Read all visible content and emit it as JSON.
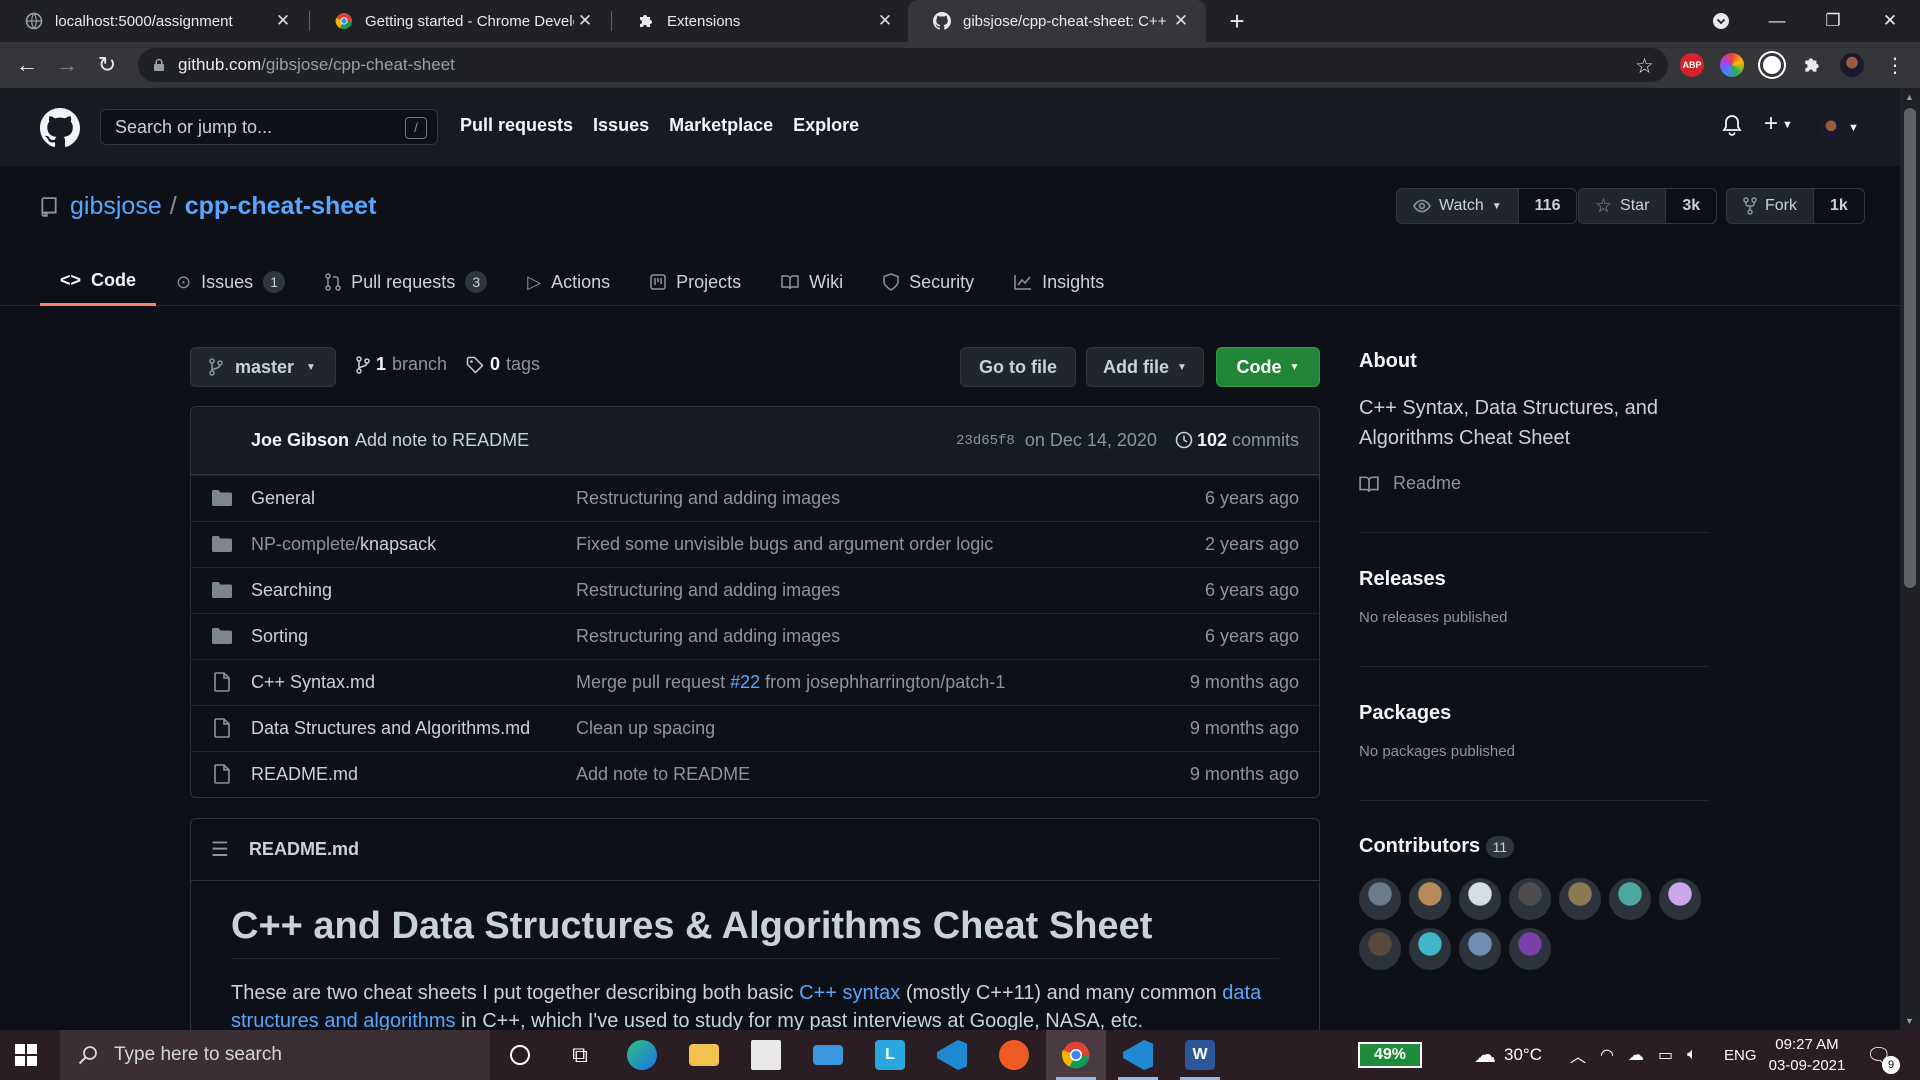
{
  "browser": {
    "tabs": [
      {
        "title": "localhost:5000/assignment",
        "active": false
      },
      {
        "title": "Getting started - Chrome Developers",
        "active": false
      },
      {
        "title": "Extensions",
        "active": false
      },
      {
        "title": "gibsjose/cpp-cheat-sheet: C++ Syntax",
        "active": true
      }
    ],
    "new_tab": "+",
    "url_host": "github.com",
    "url_path": "/gibsjose/cpp-cheat-sheet",
    "extensions": [
      "ABP"
    ]
  },
  "github": {
    "search_placeholder": "Search or jump to...",
    "search_shortcut": "/",
    "nav": [
      "Pull requests",
      "Issues",
      "Marketplace",
      "Explore"
    ],
    "plus": "+"
  },
  "repo": {
    "owner": "gibsjose",
    "separator": "/",
    "name": "cpp-cheat-sheet",
    "watch_label": "Watch",
    "watch_count": "116",
    "star_label": "Star",
    "star_count": "3k",
    "fork_label": "Fork",
    "fork_count": "1k",
    "tabs": [
      {
        "label": "Code",
        "counter": ""
      },
      {
        "label": "Issues",
        "counter": "1"
      },
      {
        "label": "Pull requests",
        "counter": "3"
      },
      {
        "label": "Actions",
        "counter": ""
      },
      {
        "label": "Projects",
        "counter": ""
      },
      {
        "label": "Wiki",
        "counter": ""
      },
      {
        "label": "Security",
        "counter": ""
      },
      {
        "label": "Insights",
        "counter": ""
      }
    ]
  },
  "code": {
    "branch": "master",
    "branch_count": "1",
    "branch_label": "branch",
    "tag_count": "0",
    "tag_label": "tags",
    "go_to_file": "Go to file",
    "add_file": "Add file",
    "code_button": "Code",
    "commit": {
      "author": "Joe Gibson",
      "message": "Add note to README",
      "sha": "23d65f8",
      "date": "on Dec 14, 2020",
      "count": "102",
      "count_label": "commits"
    },
    "files": [
      {
        "type": "dir",
        "name": "General",
        "name_prefix": "",
        "message": "Restructuring and adding images",
        "message_link": "",
        "message_suffix": "",
        "age": "6 years ago"
      },
      {
        "type": "dir",
        "name": "knapsack",
        "name_prefix": "NP-complete/",
        "message": "Fixed some unvisible bugs and argument order logic",
        "message_link": "",
        "message_suffix": "",
        "age": "2 years ago"
      },
      {
        "type": "dir",
        "name": "Searching",
        "name_prefix": "",
        "message": "Restructuring and adding images",
        "message_link": "",
        "message_suffix": "",
        "age": "6 years ago"
      },
      {
        "type": "dir",
        "name": "Sorting",
        "name_prefix": "",
        "message": "Restructuring and adding images",
        "message_link": "",
        "message_suffix": "",
        "age": "6 years ago"
      },
      {
        "type": "file",
        "name": "C++ Syntax.md",
        "name_prefix": "",
        "message": "Merge pull request ",
        "message_link": "#22",
        "message_suffix": " from josephharrington/patch-1",
        "age": "9 months ago"
      },
      {
        "type": "file",
        "name": "Data Structures and Algorithms.md",
        "name_prefix": "",
        "message": "Clean up spacing",
        "message_link": "",
        "message_suffix": "",
        "age": "9 months ago"
      },
      {
        "type": "file",
        "name": "README.md",
        "name_prefix": "",
        "message": "Add note to README",
        "message_link": "",
        "message_suffix": "",
        "age": "9 months ago"
      }
    ]
  },
  "readme": {
    "filename": "README.md",
    "heading": "C++ and Data Structures & Algorithms Cheat Sheet",
    "p_1": "These are two cheat sheets I put together describing both basic ",
    "p_link1": "C++ syntax",
    "p_2": " (mostly C++11) and many common ",
    "p_link2": "data structures and algorithms",
    "p_3": " in C++, which I've used to study for my past interviews at Google, NASA, etc."
  },
  "sidebar": {
    "about_title": "About",
    "about_desc": "C++ Syntax, Data Structures, and Algorithms Cheat Sheet",
    "readme_link": "Readme",
    "releases_title": "Releases",
    "releases_sub": "No releases published",
    "packages_title": "Packages",
    "packages_sub": "No packages published",
    "contributors_title": "Contributors",
    "contributors_count": "11",
    "avatar_colors": [
      "#6b7b8c",
      "#b58a5a",
      "#d7dce6",
      "#4d4d4d",
      "#8c7a52",
      "#4fa8a0",
      "#c9a6e8",
      "#5a4a3e",
      "#3fb6c9",
      "#6f8fb5",
      "#7b3fa8"
    ]
  },
  "taskbar": {
    "search_placeholder": "Type here to search",
    "battery": "49%",
    "temperature": "30°C",
    "language": "ENG",
    "time": "09:27 AM",
    "date": "03-09-2021",
    "notification_count": "9"
  },
  "colors": {
    "link": "#58a6ff",
    "green_button": "#238636",
    "active_tab_underline": "#f78166"
  }
}
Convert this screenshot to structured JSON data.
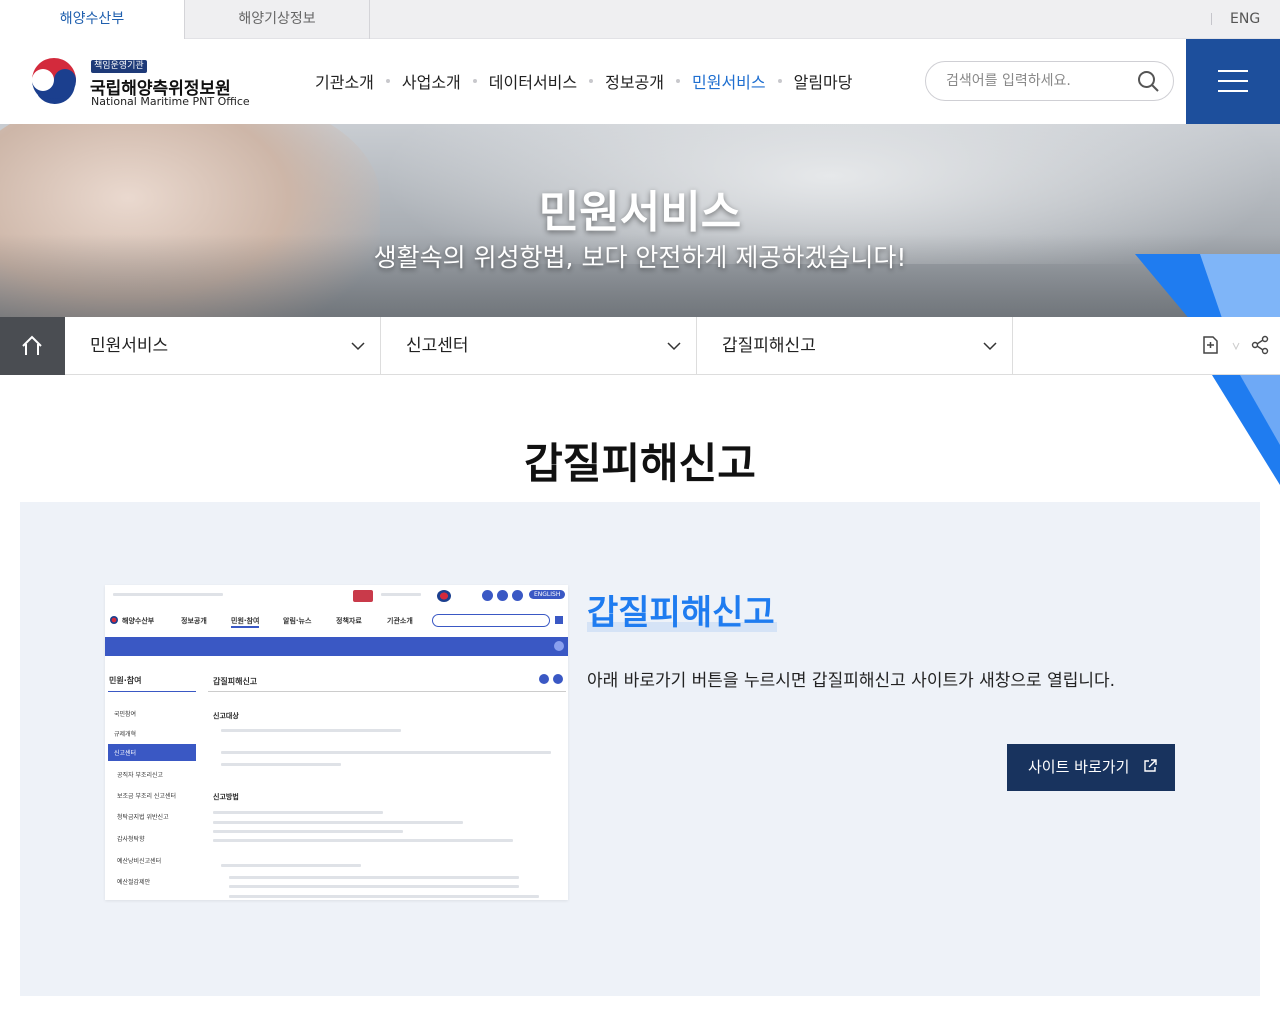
=-=-=-=-=
### The problem
Write out the listing above exactly as it stands, pictures excluded.

### Result of the task
Read all visible content and emit it as JSON.
{
  "browser": {
    "tabs": [
      {
        "title": "localhost:5000/assignment",
        "active": false
      },
      {
        "title": "Getting started - Chrome Developers",
        "active": false
      },
      {
        "title": "Extensions",
        "active": false
      },
      {
        "title": "gibsjose/cpp-cheat-sheet: C++ Syntax",
        "active": true
      }
    ],
    "new_tab": "+",
    "url_host": "github.com",
    "url_path": "/gibsjose/cpp-cheat-sheet",
    "extensions": [
      "ABP"
    ]
  },
  "github": {
    "search_placeholder": "Search or jump to...",
    "search_shortcut": "/",
    "nav": [
      "Pull requests",
      "Issues",
      "Marketplace",
      "Explore"
    ],
    "plus": "+"
  },
  "repo": {
    "owner": "gibsjose",
    "separator": "/",
    "name": "cpp-cheat-sheet",
    "watch_label": "Watch",
    "watch_count": "116",
    "star_label": "Star",
    "star_count": "3k",
    "fork_label": "Fork",
    "fork_count": "1k",
    "tabs": [
      {
        "label": "Code",
        "counter": ""
      },
      {
        "label": "Issues",
        "counter": "1"
      },
      {
        "label": "Pull requests",
        "counter": "3"
      },
      {
        "label": "Actions",
        "counter": ""
      },
      {
        "label": "Projects",
        "counter": ""
      },
      {
        "label": "Wiki",
        "counter": ""
      },
      {
        "label": "Security",
        "counter": ""
      },
      {
        "label": "Insights",
        "counter": ""
      }
    ]
  },
  "code": {
    "branch": "master",
    "branch_count": "1",
    "branch_label": "branch",
    "tag_count": "0",
    "tag_label": "tags",
    "go_to_file": "Go to file",
    "add_file": "Add file",
    "code_button": "Code",
    "commit": {
      "author": "Joe Gibson",
      "message": "Add note to README",
      "sha": "23d65f8",
      "date": "on Dec 14, 2020",
      "count": "102",
      "count_label": "commits"
    },
    "files": [
      {
        "type": "dir",
        "name": "General",
        "name_prefix": "",
        "message": "Restructuring and adding images",
        "message_link": "",
        "message_suffix": "",
        "age": "6 years ago"
      },
      {
        "type": "dir",
        "name": "knapsack",
        "name_prefix": "NP-complete/",
        "message": "Fixed some unvisible bugs and argument order logic",
        "message_link": "",
        "message_suffix": "",
        "age": "2 years ago"
      },
      {
        "type": "dir",
        "name": "Searching",
        "name_prefix": "",
        "message": "Restructuring and adding images",
        "message_link": "",
        "message_suffix": "",
        "age": "6 years ago"
      },
      {
        "type": "dir",
        "name": "Sorting",
        "name_prefix": "",
        "message": "Restructuring and adding images",
        "message_link": "",
        "message_suffix": "",
        "age": "6 years ago"
      },
      {
        "type": "file",
        "name": "C++ Syntax.md",
        "name_prefix": "",
        "message": "Merge pull request ",
        "message_link": "#22",
        "message_suffix": " from josephharrington/patch-1",
        "age": "9 months ago"
      },
      {
        "type": "file",
        "name": "Data Structures and Algorithms.md",
        "name_prefix": "",
        "message": "Clean up spacing",
        "message_link": "",
        "message_suffix": "",
        "age": "9 months ago"
      },
      {
        "type": "file",
        "name": "README.md",
        "name_prefix": "",
        "message": "Add note to README",
        "message_link": "",
        "message_suffix": "",
        "age": "9 months ago"
      }
    ]
  },
  "readme": {
    "filename": "README.md",
    "heading": "C++ and Data Structures & Algorithms Cheat Sheet",
    "p_1": "These are two cheat sheets I put together describing both basic ",
    "p_link1": "C++ syntax",
    "p_2": " (mostly C++11) and many common ",
    "p_link2": "data structures and algorithms",
    "p_3": " in C++, which I've used to study for my past interviews at Google, NASA, etc."
  },
  "sidebar": {
    "about_title": "About",
    "about_desc": "C++ Syntax, Data Structures, and Algorithms Cheat Sheet",
    "readme_link": "Readme",
    "releases_title": "Releases",
    "releases_sub": "No releases published",
    "packages_title": "Packages",
    "packages_sub": "No packages published",
    "contributors_title": "Contributors",
    "contributors_count": "11",
    "avatar_colors": [
      "#6b7b8c",
      "#b58a5a",
      "#d7dce6",
      "#4d4d4d",
      "#8c7a52",
      "#4fa8a0",
      "#c9a6e8",
      "#5a4a3e",
      "#3fb6c9",
      "#6f8fb5",
      "#7b3fa8"
    ]
  },
  "taskbar": {
    "search_placeholder": "Type here to search",
    "battery": "49%",
    "temperature": "30°C",
    "language": "ENG",
    "time": "09:27 AM",
    "date": "03-09-2021",
    "notification_count": "9"
  },
  "colors": {
    "link": "#58a6ff",
    "green_button": "#238636",
    "active_tab_underline": "#f78166"
  }
}
Convert this screenshot to structured JSON data.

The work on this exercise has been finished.